**REQUIREMENT:**
Repeat all of the material below exactly as written, images excluded.

--- Start of STORED DATA ---

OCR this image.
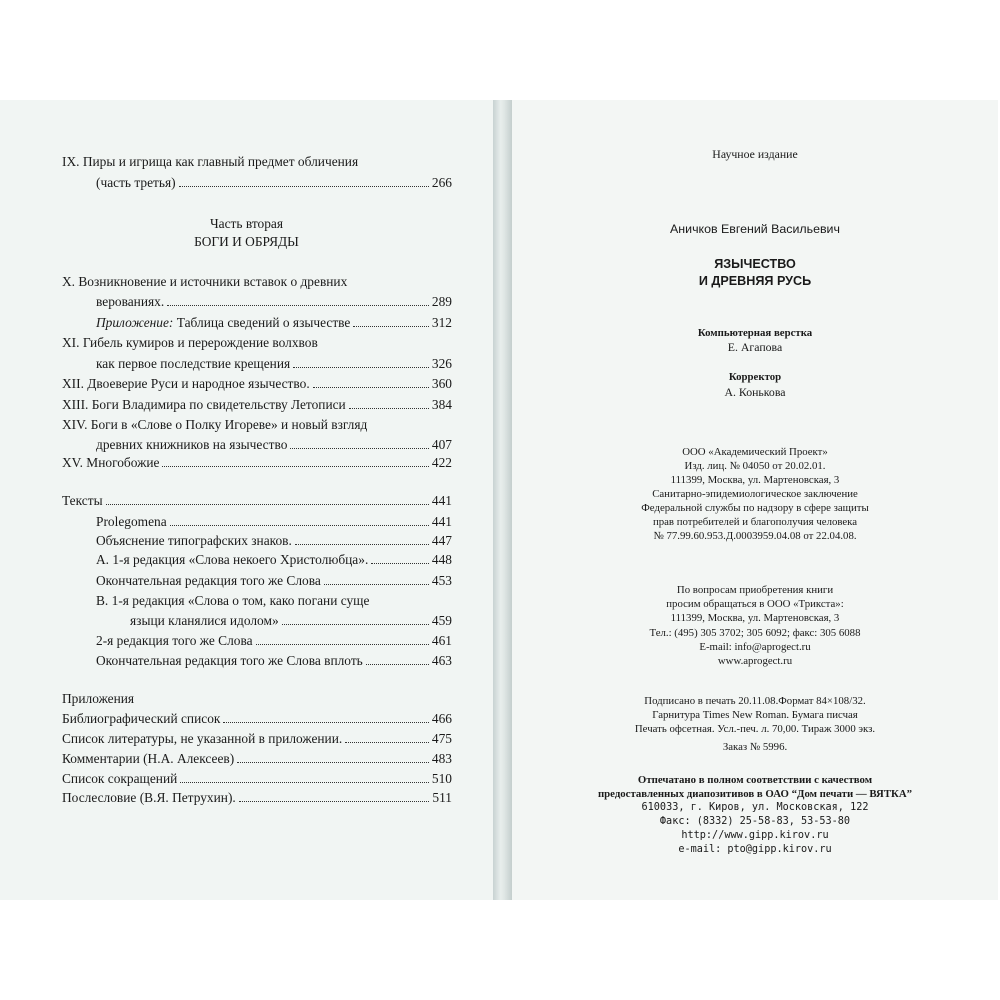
IX. Пиры и игрища как главный предмет обличения
(часть третья)	266
Часть вторая
БОГИ И ОБРЯДЫ
X. Возникновение и источники вставок о древних
верованиях.	289
Приложение: Таблица сведений о язычестве	312
XI. Гибель кумиров и перерождение волхвов
как первое последствие крещения	326
XII. Двоеверие Руси и народное язычество.	360
XIII. Боги Владимира по свидетельству Летописи	384
XIV. Боги в «Слове о Полку Игореве» и новый взгляд
древних книжников на язычество	407
XV. Многобожие	422
Тексты	441
Prolegomena	441
Объяснение типографских знаков.	447
А. 1-я редакция «Слова некоего Христолюбца».	448
Окончательная редакция того же Слова	453
В. 1-я редакция «Слова о том, како погани суще
языци кланялися идолом»	459
2-я редакция того же Слова	461
Окончательная редакция того же Слова вплоть	463
Приложения
Библиографический список	466
Список литературы, не указанной в приложении.	475
Комментарии (Н.А. Алексеев)	483
Список сокращений	510
Послесловие (В.Я. Петрухин).	511
Научное издание
Аничков Евгений Васильевич
ЯЗЫЧЕСТВО
И ДРЕВНЯЯ РУСЬ
Компьютерная верстка
Е. Агапова
Корректор
А. Конькова
ООО «Академический Проект»
Изд. лиц. № 04050 от 20.02.01.
111399, Москва, ул. Мартеновская, 3
Санитарно-эпидемиологическое заключение
Федеральной службы по надзору в сфере защиты
прав потребителей и благополучия человека
№ 77.99.60.953.Д.0003959.04.08 от 22.04.08.
По вопросам приобретения книги
просим обращаться в ООО «Трикста»:
111399, Москва, ул. Мартеновская, 3
Тел.: (495) 305 3702; 305 6092; факс: 305 6088
E-mail: info@aprogect.ru
www.aprogect.ru
Подписано в печать 20.11.08.Формат 84×108/32.
Гарнитура Times New Roman. Бумага писчая
Печать офсетная. Усл.-печ. л. 70,00. Тираж 3000 экз.
Заказ № 5996.
Отпечатано в полном соответствии с качеством
предоставленных диапозитивов в ОАО “Дом печати — ВЯТКА”
610033, г. Киров, ул. Московская, 122
Факс: (8332) 25-58-83, 53-53-80
http://www.gipp.kirov.ru
e-mail: pto@gipp.kirov.ru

--- End of STORED DATA ---

**ANSWER TO THIS TASK:**
OCR this image.
IX. Пиры и игрища как главный предмет обличения
(часть третья)	266
Часть вторая
БОГИ И ОБРЯДЫ
X. Возникновение и источники вставок о древних
верованиях.	289
Приложение: Таблица сведений о язычестве	312
XI. Гибель кумиров и перерождение волхвов
как первое последствие крещения	326
XII. Двоеверие Руси и народное язычество.	360
XIII. Боги Владимира по свидетельству Летописи	384
XIV. Боги в «Слове о Полку Игореве» и новый взгляд
древних книжников на язычество	407
XV. Многобожие	422
Тексты	441
Prolegomena	441
Объяснение типографских знаков.	447
А. 1-я редакция «Слова некоего Христолюбца».	448
Окончательная редакция того же Слова	453
В. 1-я редакция «Слова о том, како погани суще
языци кланялися идолом»	459
2-я редакция того же Слова	461
Окончательная редакция того же Слова вплоть	463
Приложения
Библиографический список	466
Список литературы, не указанной в приложении.	475
Комментарии (Н.А. Алексеев)	483
Список сокращений	510
Послесловие (В.Я. Петрухин).	511
Научное издание
Аничков Евгений Васильевич
ЯЗЫЧЕСТВО
И ДРЕВНЯЯ РУСЬ
Компьютерная верстка
Е. Агапова
Корректор
А. Конькова
ООО «Академический Проект»
Изд. лиц. № 04050 от 20.02.01.
111399, Москва, ул. Мартеновская, 3
Санитарно-эпидемиологическое заключение
Федеральной службы по надзору в сфере защиты
прав потребителей и благополучия человека
№ 77.99.60.953.Д.0003959.04.08 от 22.04.08.
По вопросам приобретения книги
просим обращаться в ООО «Трикста»:
111399, Москва, ул. Мартеновская, 3
Тел.: (495) 305 3702; 305 6092; факс: 305 6088
E-mail: info@aprogect.ru
www.aprogect.ru
Подписано в печать 20.11.08.Формат 84×108/32.
Гарнитура Times New Roman. Бумага писчая
Печать офсетная. Усл.-печ. л. 70,00. Тираж 3000 экз.
Заказ № 5996.
Отпечатано в полном соответствии с качеством
предоставленных диапозитивов в ОАО “Дом печати — ВЯТКА”
610033, г. Киров, ул. Московская, 122
Факс: (8332) 25-58-83, 53-53-80
http://www.gipp.kirov.ru
e-mail: pto@gipp.kirov.ru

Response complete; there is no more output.